Supplied material
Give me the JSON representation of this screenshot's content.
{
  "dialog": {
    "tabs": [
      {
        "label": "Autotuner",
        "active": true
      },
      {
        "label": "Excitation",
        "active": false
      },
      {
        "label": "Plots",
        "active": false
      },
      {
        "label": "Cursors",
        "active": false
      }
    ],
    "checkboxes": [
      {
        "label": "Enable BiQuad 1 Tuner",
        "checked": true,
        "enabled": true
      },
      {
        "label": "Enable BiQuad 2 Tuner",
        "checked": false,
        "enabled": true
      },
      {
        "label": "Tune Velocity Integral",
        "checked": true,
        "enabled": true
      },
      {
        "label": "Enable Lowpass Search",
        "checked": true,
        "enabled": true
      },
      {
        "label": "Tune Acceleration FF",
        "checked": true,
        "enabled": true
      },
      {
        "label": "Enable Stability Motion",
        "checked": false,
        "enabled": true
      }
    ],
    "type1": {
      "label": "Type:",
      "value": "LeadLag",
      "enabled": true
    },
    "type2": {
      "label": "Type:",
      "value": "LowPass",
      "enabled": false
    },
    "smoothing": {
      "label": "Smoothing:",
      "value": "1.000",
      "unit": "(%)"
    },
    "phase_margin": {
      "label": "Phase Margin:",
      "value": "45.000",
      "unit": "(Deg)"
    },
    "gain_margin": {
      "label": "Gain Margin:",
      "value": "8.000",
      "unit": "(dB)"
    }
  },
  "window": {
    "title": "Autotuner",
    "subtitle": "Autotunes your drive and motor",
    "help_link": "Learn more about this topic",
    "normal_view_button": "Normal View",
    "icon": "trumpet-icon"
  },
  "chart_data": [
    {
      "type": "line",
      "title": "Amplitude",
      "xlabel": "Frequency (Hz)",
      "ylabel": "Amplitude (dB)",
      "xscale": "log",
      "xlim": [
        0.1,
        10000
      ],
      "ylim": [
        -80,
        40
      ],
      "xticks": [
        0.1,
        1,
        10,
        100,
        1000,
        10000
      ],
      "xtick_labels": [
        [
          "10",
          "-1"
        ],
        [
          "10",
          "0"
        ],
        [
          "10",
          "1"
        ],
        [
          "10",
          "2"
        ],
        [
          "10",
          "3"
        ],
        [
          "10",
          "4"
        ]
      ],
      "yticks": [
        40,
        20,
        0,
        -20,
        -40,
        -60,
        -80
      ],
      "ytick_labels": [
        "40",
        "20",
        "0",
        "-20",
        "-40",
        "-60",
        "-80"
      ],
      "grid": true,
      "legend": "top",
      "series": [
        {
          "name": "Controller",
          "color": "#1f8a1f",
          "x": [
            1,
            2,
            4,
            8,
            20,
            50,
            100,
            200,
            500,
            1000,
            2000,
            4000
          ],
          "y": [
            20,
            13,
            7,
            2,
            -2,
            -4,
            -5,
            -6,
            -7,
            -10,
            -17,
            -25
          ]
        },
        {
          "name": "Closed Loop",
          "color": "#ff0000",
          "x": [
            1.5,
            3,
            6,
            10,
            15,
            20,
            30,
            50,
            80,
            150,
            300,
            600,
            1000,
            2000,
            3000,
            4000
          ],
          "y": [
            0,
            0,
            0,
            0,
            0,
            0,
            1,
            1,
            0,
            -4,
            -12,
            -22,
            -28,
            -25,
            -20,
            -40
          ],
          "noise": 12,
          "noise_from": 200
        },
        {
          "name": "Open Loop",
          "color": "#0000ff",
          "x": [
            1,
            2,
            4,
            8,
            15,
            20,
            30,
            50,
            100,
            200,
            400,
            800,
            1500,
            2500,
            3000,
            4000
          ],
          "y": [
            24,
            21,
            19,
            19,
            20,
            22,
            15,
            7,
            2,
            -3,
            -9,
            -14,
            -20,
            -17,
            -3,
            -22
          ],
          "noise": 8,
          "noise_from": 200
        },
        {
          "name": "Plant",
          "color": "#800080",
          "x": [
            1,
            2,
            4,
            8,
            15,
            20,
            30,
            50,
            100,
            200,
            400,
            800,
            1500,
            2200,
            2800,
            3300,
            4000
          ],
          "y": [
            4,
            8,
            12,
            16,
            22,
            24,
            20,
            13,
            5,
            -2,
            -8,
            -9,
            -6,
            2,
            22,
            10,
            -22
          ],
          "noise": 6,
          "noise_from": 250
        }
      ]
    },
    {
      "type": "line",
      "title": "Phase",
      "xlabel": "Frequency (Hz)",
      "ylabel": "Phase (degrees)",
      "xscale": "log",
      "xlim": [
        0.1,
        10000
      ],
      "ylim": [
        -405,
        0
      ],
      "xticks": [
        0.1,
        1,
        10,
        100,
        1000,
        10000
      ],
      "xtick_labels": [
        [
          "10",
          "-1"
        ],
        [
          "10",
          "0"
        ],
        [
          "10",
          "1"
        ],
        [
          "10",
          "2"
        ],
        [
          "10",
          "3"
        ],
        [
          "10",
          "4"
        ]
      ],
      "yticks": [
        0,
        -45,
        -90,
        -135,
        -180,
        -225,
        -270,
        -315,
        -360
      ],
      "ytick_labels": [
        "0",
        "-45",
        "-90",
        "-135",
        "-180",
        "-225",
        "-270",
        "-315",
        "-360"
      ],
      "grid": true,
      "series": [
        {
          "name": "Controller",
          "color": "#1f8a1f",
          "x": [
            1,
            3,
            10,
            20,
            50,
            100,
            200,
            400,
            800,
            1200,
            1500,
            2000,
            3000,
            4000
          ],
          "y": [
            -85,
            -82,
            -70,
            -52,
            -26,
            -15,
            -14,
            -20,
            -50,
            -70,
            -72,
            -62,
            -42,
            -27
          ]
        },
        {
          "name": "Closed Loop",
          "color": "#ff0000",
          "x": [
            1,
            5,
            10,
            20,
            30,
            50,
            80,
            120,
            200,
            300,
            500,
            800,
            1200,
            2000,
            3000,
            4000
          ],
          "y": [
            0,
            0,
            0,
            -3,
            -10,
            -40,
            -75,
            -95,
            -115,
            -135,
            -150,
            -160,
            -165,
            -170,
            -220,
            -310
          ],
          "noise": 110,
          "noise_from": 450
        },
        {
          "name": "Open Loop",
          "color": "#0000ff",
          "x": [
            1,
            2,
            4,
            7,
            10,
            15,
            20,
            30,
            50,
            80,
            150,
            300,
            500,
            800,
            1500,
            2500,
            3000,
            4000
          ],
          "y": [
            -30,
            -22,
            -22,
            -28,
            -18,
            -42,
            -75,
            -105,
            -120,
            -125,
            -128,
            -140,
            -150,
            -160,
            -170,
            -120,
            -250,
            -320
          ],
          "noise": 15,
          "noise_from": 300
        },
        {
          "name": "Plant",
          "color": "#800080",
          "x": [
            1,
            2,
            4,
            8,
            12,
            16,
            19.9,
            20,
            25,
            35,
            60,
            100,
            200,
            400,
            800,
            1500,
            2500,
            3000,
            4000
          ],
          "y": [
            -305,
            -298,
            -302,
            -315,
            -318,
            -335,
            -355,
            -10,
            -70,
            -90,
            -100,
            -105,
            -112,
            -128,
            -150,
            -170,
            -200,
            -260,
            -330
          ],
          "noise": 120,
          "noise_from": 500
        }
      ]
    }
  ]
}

Exercise directions
Write out every line from the records above, word for word.

Solution
Give me the JSON representation of this screenshot's content.
{
  "dialog": {
    "tabs": [
      {
        "label": "Autotuner",
        "active": true
      },
      {
        "label": "Excitation",
        "active": false
      },
      {
        "label": "Plots",
        "active": false
      },
      {
        "label": "Cursors",
        "active": false
      }
    ],
    "checkboxes": [
      {
        "label": "Enable BiQuad 1 Tuner",
        "checked": true,
        "enabled": true
      },
      {
        "label": "Enable BiQuad 2 Tuner",
        "checked": false,
        "enabled": true
      },
      {
        "label": "Tune Velocity Integral",
        "checked": true,
        "enabled": true
      },
      {
        "label": "Enable Lowpass Search",
        "checked": true,
        "enabled": true
      },
      {
        "label": "Tune Acceleration FF",
        "checked": true,
        "enabled": true
      },
      {
        "label": "Enable Stability Motion",
        "checked": false,
        "enabled": true
      }
    ],
    "type1": {
      "label": "Type:",
      "value": "LeadLag",
      "enabled": true
    },
    "type2": {
      "label": "Type:",
      "value": "LowPass",
      "enabled": false
    },
    "smoothing": {
      "label": "Smoothing:",
      "value": "1.000",
      "unit": "(%)"
    },
    "phase_margin": {
      "label": "Phase Margin:",
      "value": "45.000",
      "unit": "(Deg)"
    },
    "gain_margin": {
      "label": "Gain Margin:",
      "value": "8.000",
      "unit": "(dB)"
    }
  },
  "window": {
    "title": "Autotuner",
    "subtitle": "Autotunes your drive and motor",
    "help_link": "Learn more about this topic",
    "normal_view_button": "Normal View",
    "icon": "trumpet-icon"
  },
  "chart_data": [
    {
      "type": "line",
      "title": "Amplitude",
      "xlabel": "Frequency (Hz)",
      "ylabel": "Amplitude (dB)",
      "xscale": "log",
      "xlim": [
        0.1,
        10000
      ],
      "ylim": [
        -80,
        40
      ],
      "xticks": [
        0.1,
        1,
        10,
        100,
        1000,
        10000
      ],
      "xtick_labels": [
        [
          "10",
          "-1"
        ],
        [
          "10",
          "0"
        ],
        [
          "10",
          "1"
        ],
        [
          "10",
          "2"
        ],
        [
          "10",
          "3"
        ],
        [
          "10",
          "4"
        ]
      ],
      "yticks": [
        40,
        20,
        0,
        -20,
        -40,
        -60,
        -80
      ],
      "ytick_labels": [
        "40",
        "20",
        "0",
        "-20",
        "-40",
        "-60",
        "-80"
      ],
      "grid": true,
      "legend": "top",
      "series": [
        {
          "name": "Controller",
          "color": "#1f8a1f",
          "x": [
            1,
            2,
            4,
            8,
            20,
            50,
            100,
            200,
            500,
            1000,
            2000,
            4000
          ],
          "y": [
            20,
            13,
            7,
            2,
            -2,
            -4,
            -5,
            -6,
            -7,
            -10,
            -17,
            -25
          ]
        },
        {
          "name": "Closed Loop",
          "color": "#ff0000",
          "x": [
            1.5,
            3,
            6,
            10,
            15,
            20,
            30,
            50,
            80,
            150,
            300,
            600,
            1000,
            2000,
            3000,
            4000
          ],
          "y": [
            0,
            0,
            0,
            0,
            0,
            0,
            1,
            1,
            0,
            -4,
            -12,
            -22,
            -28,
            -25,
            -20,
            -40
          ],
          "noise": 12,
          "noise_from": 200
        },
        {
          "name": "Open Loop",
          "color": "#0000ff",
          "x": [
            1,
            2,
            4,
            8,
            15,
            20,
            30,
            50,
            100,
            200,
            400,
            800,
            1500,
            2500,
            3000,
            4000
          ],
          "y": [
            24,
            21,
            19,
            19,
            20,
            22,
            15,
            7,
            2,
            -3,
            -9,
            -14,
            -20,
            -17,
            -3,
            -22
          ],
          "noise": 8,
          "noise_from": 200
        },
        {
          "name": "Plant",
          "color": "#800080",
          "x": [
            1,
            2,
            4,
            8,
            15,
            20,
            30,
            50,
            100,
            200,
            400,
            800,
            1500,
            2200,
            2800,
            3300,
            4000
          ],
          "y": [
            4,
            8,
            12,
            16,
            22,
            24,
            20,
            13,
            5,
            -2,
            -8,
            -9,
            -6,
            2,
            22,
            10,
            -22
          ],
          "noise": 6,
          "noise_from": 250
        }
      ]
    },
    {
      "type": "line",
      "title": "Phase",
      "xlabel": "Frequency (Hz)",
      "ylabel": "Phase (degrees)",
      "xscale": "log",
      "xlim": [
        0.1,
        10000
      ],
      "ylim": [
        -405,
        0
      ],
      "xticks": [
        0.1,
        1,
        10,
        100,
        1000,
        10000
      ],
      "xtick_labels": [
        [
          "10",
          "-1"
        ],
        [
          "10",
          "0"
        ],
        [
          "10",
          "1"
        ],
        [
          "10",
          "2"
        ],
        [
          "10",
          "3"
        ],
        [
          "10",
          "4"
        ]
      ],
      "yticks": [
        0,
        -45,
        -90,
        -135,
        -180,
        -225,
        -270,
        -315,
        -360
      ],
      "ytick_labels": [
        "0",
        "-45",
        "-90",
        "-135",
        "-180",
        "-225",
        "-270",
        "-315",
        "-360"
      ],
      "grid": true,
      "series": [
        {
          "name": "Controller",
          "color": "#1f8a1f",
          "x": [
            1,
            3,
            10,
            20,
            50,
            100,
            200,
            400,
            800,
            1200,
            1500,
            2000,
            3000,
            4000
          ],
          "y": [
            -85,
            -82,
            -70,
            -52,
            -26,
            -15,
            -14,
            -20,
            -50,
            -70,
            -72,
            -62,
            -42,
            -27
          ]
        },
        {
          "name": "Closed Loop",
          "color": "#ff0000",
          "x": [
            1,
            5,
            10,
            20,
            30,
            50,
            80,
            120,
            200,
            300,
            500,
            800,
            1200,
            2000,
            3000,
            4000
          ],
          "y": [
            0,
            0,
            0,
            -3,
            -10,
            -40,
            -75,
            -95,
            -115,
            -135,
            -150,
            -160,
            -165,
            -170,
            -220,
            -310
          ],
          "noise": 110,
          "noise_from": 450
        },
        {
          "name": "Open Loop",
          "color": "#0000ff",
          "x": [
            1,
            2,
            4,
            7,
            10,
            15,
            20,
            30,
            50,
            80,
            150,
            300,
            500,
            800,
            1500,
            2500,
            3000,
            4000
          ],
          "y": [
            -30,
            -22,
            -22,
            -28,
            -18,
            -42,
            -75,
            -105,
            -120,
            -125,
            -128,
            -140,
            -150,
            -160,
            -170,
            -120,
            -250,
            -320
          ],
          "noise": 15,
          "noise_from": 300
        },
        {
          "name": "Plant",
          "color": "#800080",
          "x": [
            1,
            2,
            4,
            8,
            12,
            16,
            19.9,
            20,
            25,
            35,
            60,
            100,
            200,
            400,
            800,
            1500,
            2500,
            3000,
            4000
          ],
          "y": [
            -305,
            -298,
            -302,
            -315,
            -318,
            -335,
            -355,
            -10,
            -70,
            -90,
            -100,
            -105,
            -112,
            -128,
            -150,
            -170,
            -200,
            -260,
            -330
          ],
          "noise": 120,
          "noise_from": 500
        }
      ]
    }
  ]
}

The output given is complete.